Exercise objective -
Search the data for the string "which" and extract every line where it appears.

Record list -
________________________
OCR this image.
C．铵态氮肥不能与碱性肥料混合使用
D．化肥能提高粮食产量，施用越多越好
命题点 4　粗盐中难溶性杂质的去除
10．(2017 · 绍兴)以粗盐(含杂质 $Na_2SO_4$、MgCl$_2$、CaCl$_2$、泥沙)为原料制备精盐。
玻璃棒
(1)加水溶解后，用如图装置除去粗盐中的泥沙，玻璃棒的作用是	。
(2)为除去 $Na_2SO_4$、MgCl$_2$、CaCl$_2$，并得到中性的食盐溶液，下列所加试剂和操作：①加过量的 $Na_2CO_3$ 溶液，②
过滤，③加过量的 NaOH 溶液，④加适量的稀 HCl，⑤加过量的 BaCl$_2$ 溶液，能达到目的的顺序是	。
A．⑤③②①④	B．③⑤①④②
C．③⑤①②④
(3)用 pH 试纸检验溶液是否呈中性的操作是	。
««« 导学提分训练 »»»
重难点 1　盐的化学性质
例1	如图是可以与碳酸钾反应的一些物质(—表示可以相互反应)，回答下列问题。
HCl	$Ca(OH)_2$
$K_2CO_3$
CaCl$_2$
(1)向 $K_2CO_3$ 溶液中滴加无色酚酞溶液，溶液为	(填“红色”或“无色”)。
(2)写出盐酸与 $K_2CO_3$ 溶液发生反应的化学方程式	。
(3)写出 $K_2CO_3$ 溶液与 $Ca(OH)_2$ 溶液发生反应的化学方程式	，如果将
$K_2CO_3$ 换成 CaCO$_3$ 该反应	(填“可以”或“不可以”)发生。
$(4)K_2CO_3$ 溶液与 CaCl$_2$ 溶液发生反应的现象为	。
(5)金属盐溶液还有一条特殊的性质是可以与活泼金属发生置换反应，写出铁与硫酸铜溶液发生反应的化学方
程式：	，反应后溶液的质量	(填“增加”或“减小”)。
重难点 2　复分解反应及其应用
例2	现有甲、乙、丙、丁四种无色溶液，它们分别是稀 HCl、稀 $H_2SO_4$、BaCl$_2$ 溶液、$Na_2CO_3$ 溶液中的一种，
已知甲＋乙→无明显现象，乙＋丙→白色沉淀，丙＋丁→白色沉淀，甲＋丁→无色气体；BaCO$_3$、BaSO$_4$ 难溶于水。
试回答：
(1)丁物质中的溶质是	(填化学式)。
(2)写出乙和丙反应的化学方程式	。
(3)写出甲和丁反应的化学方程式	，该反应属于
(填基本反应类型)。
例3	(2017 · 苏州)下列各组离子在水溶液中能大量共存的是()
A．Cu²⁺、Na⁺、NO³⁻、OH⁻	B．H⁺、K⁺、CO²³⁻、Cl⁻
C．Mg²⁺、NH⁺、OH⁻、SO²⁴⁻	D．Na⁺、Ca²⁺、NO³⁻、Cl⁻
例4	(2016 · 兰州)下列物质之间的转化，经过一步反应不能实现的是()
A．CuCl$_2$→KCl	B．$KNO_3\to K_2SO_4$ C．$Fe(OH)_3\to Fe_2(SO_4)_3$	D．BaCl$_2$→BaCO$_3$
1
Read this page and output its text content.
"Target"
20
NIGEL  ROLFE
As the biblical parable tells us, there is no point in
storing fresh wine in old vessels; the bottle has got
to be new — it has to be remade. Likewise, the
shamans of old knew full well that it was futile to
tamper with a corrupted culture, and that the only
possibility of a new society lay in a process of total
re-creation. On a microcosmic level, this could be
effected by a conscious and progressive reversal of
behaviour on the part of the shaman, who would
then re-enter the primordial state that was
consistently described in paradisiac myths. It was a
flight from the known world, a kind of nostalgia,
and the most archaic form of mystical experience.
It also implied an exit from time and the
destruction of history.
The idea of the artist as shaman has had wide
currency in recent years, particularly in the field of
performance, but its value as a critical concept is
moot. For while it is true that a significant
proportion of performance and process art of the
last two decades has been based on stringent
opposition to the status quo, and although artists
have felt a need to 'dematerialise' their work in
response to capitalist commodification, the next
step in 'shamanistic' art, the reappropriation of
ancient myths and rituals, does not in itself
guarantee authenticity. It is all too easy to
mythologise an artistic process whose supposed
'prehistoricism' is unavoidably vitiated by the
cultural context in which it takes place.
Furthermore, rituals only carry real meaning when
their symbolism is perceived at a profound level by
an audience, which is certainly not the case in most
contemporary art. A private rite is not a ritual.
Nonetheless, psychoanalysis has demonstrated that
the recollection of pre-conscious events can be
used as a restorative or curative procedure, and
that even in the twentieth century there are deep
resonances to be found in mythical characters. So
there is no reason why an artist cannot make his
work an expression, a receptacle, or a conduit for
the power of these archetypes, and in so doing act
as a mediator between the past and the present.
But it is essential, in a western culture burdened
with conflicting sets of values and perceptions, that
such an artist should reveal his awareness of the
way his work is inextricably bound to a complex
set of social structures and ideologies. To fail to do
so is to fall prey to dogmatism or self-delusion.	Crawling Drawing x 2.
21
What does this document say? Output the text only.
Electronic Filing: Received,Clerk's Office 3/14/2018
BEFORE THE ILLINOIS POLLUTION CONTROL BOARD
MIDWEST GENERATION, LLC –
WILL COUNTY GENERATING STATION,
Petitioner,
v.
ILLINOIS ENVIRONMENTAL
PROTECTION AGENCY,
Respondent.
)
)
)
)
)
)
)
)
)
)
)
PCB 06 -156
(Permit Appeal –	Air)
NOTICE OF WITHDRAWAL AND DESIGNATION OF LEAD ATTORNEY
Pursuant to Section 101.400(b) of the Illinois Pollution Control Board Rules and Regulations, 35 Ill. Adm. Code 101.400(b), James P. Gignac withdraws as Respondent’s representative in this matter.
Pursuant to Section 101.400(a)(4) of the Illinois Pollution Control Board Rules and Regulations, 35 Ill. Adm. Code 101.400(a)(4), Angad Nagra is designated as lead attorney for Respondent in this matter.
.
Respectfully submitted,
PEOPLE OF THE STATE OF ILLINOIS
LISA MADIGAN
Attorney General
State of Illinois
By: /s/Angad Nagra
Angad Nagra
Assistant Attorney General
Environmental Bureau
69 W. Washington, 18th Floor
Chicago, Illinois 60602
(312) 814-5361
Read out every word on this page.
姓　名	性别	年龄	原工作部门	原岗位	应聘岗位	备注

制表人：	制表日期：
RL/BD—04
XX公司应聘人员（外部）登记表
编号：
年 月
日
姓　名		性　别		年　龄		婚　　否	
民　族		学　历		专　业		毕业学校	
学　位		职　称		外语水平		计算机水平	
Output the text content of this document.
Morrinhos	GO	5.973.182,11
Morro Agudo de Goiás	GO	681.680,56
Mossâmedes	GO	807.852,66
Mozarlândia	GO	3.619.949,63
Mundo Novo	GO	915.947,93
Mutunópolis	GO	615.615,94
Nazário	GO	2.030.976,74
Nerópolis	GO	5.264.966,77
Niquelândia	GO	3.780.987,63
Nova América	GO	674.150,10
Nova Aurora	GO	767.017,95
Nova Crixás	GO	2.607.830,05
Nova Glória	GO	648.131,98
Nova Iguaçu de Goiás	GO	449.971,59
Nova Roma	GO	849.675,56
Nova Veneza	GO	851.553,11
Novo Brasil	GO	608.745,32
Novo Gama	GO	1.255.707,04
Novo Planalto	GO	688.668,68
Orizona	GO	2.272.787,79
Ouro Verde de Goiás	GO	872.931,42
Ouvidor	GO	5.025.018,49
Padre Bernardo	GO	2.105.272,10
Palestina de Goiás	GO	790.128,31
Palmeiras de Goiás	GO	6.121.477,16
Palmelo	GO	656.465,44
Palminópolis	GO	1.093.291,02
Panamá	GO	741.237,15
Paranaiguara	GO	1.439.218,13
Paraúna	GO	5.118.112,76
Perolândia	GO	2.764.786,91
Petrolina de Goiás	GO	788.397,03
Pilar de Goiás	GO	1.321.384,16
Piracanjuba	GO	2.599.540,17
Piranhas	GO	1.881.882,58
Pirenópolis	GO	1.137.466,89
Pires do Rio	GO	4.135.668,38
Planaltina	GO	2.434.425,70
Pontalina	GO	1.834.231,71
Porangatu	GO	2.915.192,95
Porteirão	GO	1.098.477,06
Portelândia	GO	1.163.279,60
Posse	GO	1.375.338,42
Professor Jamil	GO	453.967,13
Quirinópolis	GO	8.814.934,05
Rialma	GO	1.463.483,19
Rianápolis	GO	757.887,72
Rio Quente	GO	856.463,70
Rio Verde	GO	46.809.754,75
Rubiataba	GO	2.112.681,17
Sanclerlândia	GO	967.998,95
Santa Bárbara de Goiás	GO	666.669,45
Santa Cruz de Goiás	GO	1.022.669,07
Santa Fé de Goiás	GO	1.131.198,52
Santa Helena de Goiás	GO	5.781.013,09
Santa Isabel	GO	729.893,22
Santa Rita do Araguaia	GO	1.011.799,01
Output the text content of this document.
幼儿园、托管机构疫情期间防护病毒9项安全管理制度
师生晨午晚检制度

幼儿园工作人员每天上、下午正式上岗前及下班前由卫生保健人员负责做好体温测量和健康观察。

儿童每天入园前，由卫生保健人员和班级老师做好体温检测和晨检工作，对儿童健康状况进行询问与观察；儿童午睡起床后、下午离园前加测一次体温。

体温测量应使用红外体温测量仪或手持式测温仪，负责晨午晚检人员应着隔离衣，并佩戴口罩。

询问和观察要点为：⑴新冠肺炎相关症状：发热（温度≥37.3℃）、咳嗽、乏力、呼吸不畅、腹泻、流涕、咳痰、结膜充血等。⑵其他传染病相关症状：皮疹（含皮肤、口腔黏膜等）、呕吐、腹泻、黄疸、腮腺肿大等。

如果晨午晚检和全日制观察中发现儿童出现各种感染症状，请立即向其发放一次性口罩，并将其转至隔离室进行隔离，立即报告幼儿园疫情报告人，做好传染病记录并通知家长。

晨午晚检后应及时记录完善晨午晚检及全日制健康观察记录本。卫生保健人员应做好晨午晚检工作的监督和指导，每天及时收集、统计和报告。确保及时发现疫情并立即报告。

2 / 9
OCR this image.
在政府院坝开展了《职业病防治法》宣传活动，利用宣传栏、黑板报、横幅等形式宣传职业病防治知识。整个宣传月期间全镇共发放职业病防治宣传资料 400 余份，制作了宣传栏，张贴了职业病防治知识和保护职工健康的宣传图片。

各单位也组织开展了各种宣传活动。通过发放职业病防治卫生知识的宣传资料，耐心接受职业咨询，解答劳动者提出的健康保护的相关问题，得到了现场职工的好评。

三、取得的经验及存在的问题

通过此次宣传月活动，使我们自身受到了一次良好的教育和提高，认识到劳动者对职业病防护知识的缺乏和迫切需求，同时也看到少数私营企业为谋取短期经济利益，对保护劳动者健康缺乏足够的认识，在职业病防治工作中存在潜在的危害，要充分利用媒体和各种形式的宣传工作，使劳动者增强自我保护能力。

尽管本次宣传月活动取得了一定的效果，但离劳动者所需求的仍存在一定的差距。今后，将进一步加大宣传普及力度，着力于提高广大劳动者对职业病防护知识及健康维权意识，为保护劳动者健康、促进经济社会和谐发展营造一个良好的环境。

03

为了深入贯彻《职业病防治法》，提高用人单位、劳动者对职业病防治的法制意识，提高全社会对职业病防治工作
________________________
Written answer -
cultural context in which it takes place.
an audience, which is certainly not the case in most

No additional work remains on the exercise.